◆ **Material shown**

--- Start ---

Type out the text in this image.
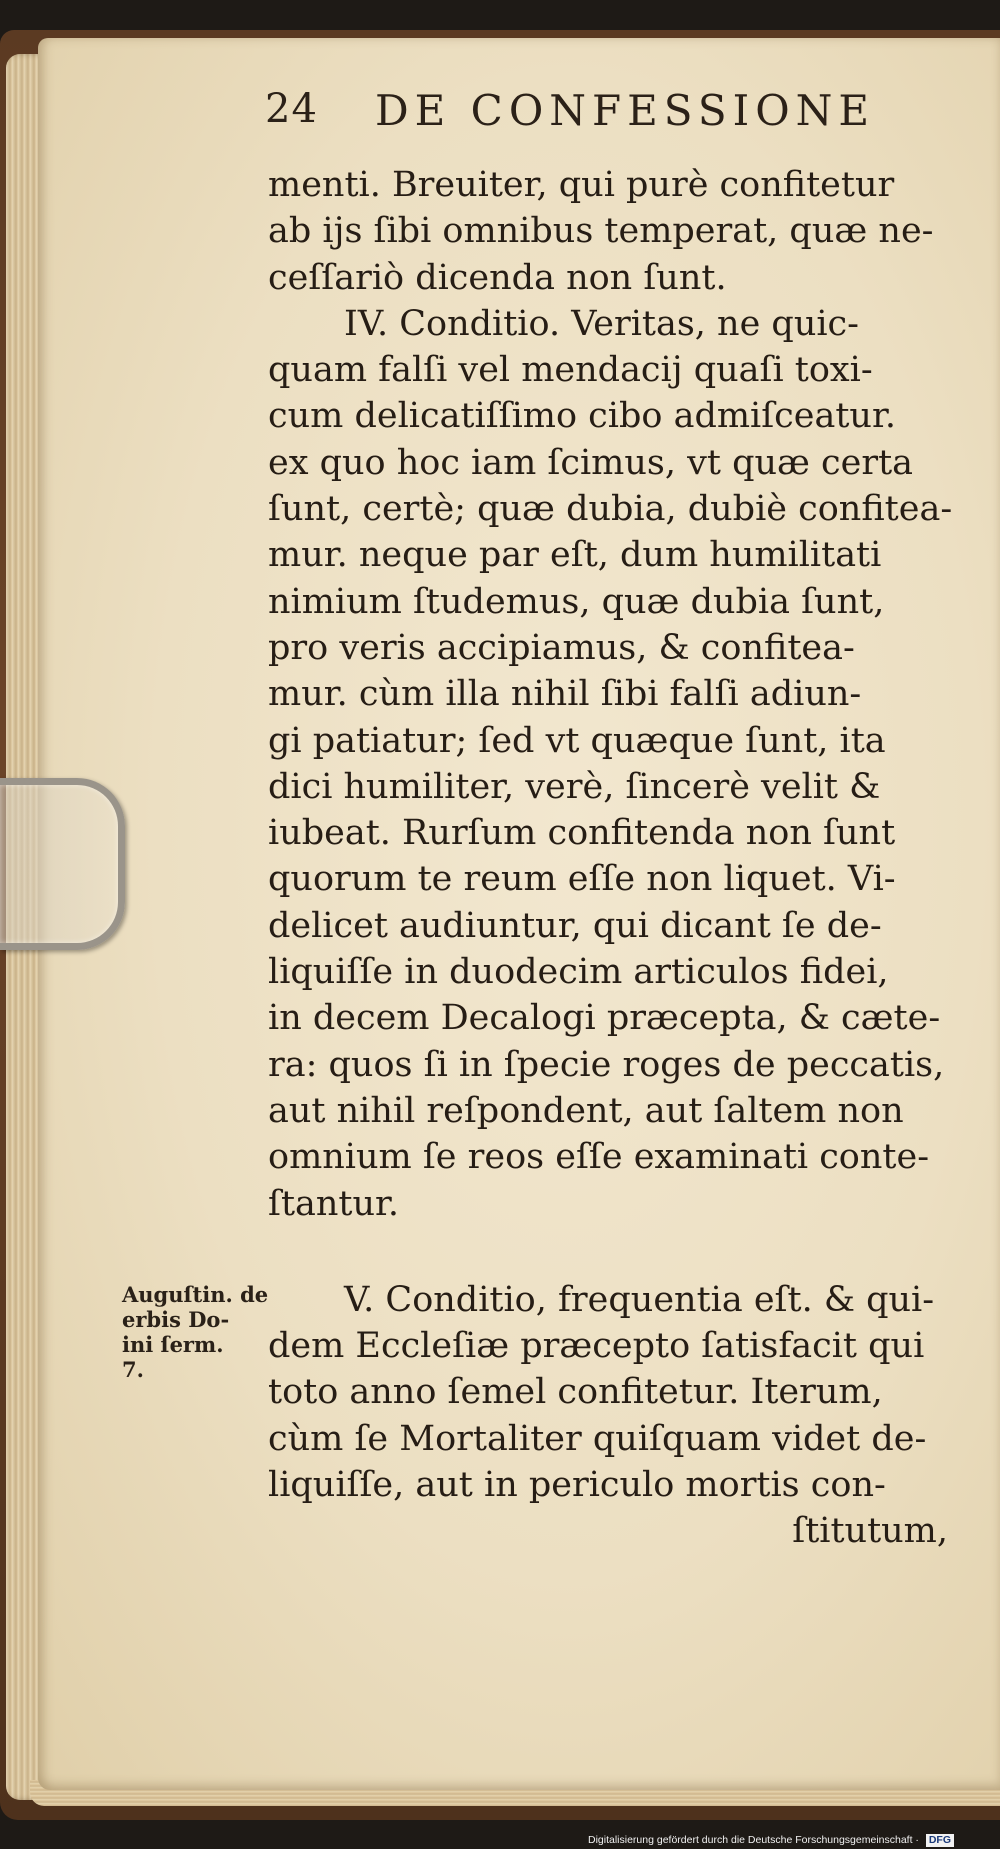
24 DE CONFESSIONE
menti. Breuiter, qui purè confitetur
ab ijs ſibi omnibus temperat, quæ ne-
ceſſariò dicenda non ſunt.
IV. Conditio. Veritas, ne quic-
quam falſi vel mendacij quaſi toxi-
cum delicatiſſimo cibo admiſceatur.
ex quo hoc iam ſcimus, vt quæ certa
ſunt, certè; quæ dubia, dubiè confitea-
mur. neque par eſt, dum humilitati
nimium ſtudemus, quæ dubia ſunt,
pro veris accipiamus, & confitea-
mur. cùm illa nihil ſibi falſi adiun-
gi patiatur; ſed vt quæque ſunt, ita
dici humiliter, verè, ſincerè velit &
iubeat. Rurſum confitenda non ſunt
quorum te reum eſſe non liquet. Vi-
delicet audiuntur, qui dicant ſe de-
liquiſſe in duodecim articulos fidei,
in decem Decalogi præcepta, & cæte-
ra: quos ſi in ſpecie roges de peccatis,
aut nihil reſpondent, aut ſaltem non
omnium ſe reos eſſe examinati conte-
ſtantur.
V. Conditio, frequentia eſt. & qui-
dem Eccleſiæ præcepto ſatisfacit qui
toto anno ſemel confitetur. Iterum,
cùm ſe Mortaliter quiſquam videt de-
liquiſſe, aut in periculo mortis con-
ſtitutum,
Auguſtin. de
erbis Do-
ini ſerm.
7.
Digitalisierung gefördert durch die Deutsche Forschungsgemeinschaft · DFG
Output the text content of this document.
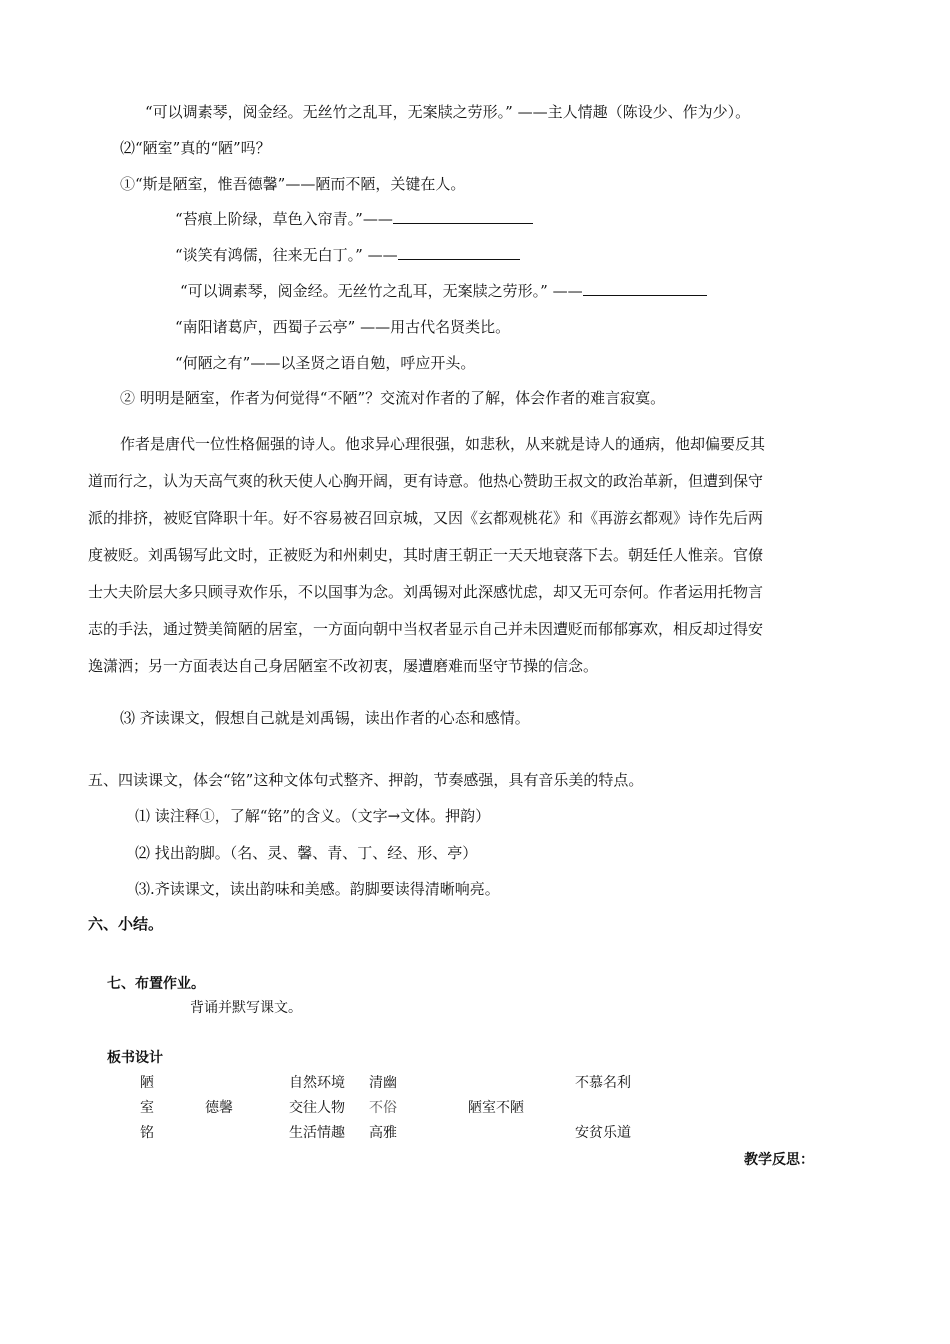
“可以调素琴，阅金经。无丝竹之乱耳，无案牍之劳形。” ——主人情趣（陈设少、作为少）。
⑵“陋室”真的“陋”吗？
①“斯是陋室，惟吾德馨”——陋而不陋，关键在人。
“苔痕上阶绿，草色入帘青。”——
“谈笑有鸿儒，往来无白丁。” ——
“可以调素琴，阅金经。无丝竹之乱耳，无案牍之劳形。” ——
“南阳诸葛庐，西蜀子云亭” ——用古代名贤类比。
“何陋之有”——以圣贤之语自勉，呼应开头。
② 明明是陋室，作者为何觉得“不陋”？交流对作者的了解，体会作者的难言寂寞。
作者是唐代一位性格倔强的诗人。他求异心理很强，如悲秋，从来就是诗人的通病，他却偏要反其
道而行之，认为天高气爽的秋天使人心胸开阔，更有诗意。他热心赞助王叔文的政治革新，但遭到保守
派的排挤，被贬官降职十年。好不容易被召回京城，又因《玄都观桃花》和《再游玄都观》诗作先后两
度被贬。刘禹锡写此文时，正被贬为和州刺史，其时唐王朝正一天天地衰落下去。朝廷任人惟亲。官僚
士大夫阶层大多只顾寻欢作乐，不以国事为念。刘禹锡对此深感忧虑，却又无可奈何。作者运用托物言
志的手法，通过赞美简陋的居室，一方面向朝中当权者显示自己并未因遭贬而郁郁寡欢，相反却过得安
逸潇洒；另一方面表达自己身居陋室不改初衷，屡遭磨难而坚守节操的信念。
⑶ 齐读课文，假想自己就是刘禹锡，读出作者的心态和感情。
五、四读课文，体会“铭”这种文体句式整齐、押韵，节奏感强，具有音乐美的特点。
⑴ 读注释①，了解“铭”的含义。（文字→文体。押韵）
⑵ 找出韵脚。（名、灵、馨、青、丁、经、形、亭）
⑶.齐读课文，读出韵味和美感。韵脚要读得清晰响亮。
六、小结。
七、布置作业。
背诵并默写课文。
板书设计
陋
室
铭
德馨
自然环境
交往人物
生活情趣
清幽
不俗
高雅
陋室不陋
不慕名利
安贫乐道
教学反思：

--- End ---

◆ **What you are asked to do**
Copy the whole of the material above exactly, but not its images.

◆ **Written solution**
Type out the text in this image.
24 DE CONFESSIONE
menti. Breuiter, qui purè confitetur
ab ijs ſibi omnibus temperat, quæ ne-
ceſſariò dicenda non ſunt.
IV. Conditio. Veritas, ne quic-
quam falſi vel mendacij quaſi toxi-
cum delicatiſſimo cibo admiſceatur.
ex quo hoc iam ſcimus, vt quæ certa
ſunt, certè; quæ dubia, dubiè confitea-
mur. neque par eſt, dum humilitati
nimium ſtudemus, quæ dubia ſunt,
pro veris accipiamus, & confitea-
mur. cùm illa nihil ſibi falſi adiun-
gi patiatur; ſed vt quæque ſunt, ita
dici humiliter, verè, ſincerè velit &
iubeat. Rurſum confitenda non ſunt
quorum te reum eſſe non liquet. Vi-
delicet audiuntur, qui dicant ſe de-
liquiſſe in duodecim articulos fidei,
in decem Decalogi præcepta, & cæte-
ra: quos ſi in ſpecie roges de peccatis,
aut nihil reſpondent, aut ſaltem non
omnium ſe reos eſſe examinati conte-
ſtantur.
V. Conditio, frequentia eſt. & qui-
dem Eccleſiæ præcepto ſatisfacit qui
toto anno ſemel confitetur. Iterum,
cùm ſe Mortaliter quiſquam videt de-
liquiſſe, aut in periculo mortis con-
ſtitutum,
Auguſtin. de
erbis Do-
ini ſerm.
7.
Digitalisierung gefördert durch die Deutsche Forschungsgemeinschaft · DFG
Output the text content of this document.
“可以调素琴，阅金经。无丝竹之乱耳，无案牍之劳形。” ——主人情趣（陈设少、作为少）。
⑵“陋室”真的“陋”吗？
①“斯是陋室，惟吾德馨”——陋而不陋，关键在人。
“苔痕上阶绿，草色入帘青。”——
“谈笑有鸿儒，往来无白丁。” ——
“可以调素琴，阅金经。无丝竹之乱耳，无案牍之劳形。” ——
“南阳诸葛庐，西蜀子云亭” ——用古代名贤类比。
“何陋之有”——以圣贤之语自勉，呼应开头。
② 明明是陋室，作者为何觉得“不陋”？交流对作者的了解，体会作者的难言寂寞。
作者是唐代一位性格倔强的诗人。他求异心理很强，如悲秋，从来就是诗人的通病，他却偏要反其
道而行之，认为天高气爽的秋天使人心胸开阔，更有诗意。他热心赞助王叔文的政治革新，但遭到保守
派的排挤，被贬官降职十年。好不容易被召回京城，又因《玄都观桃花》和《再游玄都观》诗作先后两
度被贬。刘禹锡写此文时，正被贬为和州刺史，其时唐王朝正一天天地衰落下去。朝廷任人惟亲。官僚
士大夫阶层大多只顾寻欢作乐，不以国事为念。刘禹锡对此深感忧虑，却又无可奈何。作者运用托物言
志的手法，通过赞美简陋的居室，一方面向朝中当权者显示自己并未因遭贬而郁郁寡欢，相反却过得安
逸潇洒；另一方面表达自己身居陋室不改初衷，屡遭磨难而坚守节操的信念。
⑶ 齐读课文，假想自己就是刘禹锡，读出作者的心态和感情。
五、四读课文，体会“铭”这种文体句式整齐、押韵，节奏感强，具有音乐美的特点。
⑴ 读注释①，了解“铭”的含义。（文字→文体。押韵）
⑵ 找出韵脚。（名、灵、馨、青、丁、经、形、亭）
⑶.齐读课文，读出韵味和美感。韵脚要读得清晰响亮。
六、小结。
七、布置作业。
背诵并默写课文。
板书设计
陋
室
铭
德馨
自然环境
交往人物
生活情趣
清幽
不俗
高雅
陋室不陋
不慕名利
安贫乐道
教学反思：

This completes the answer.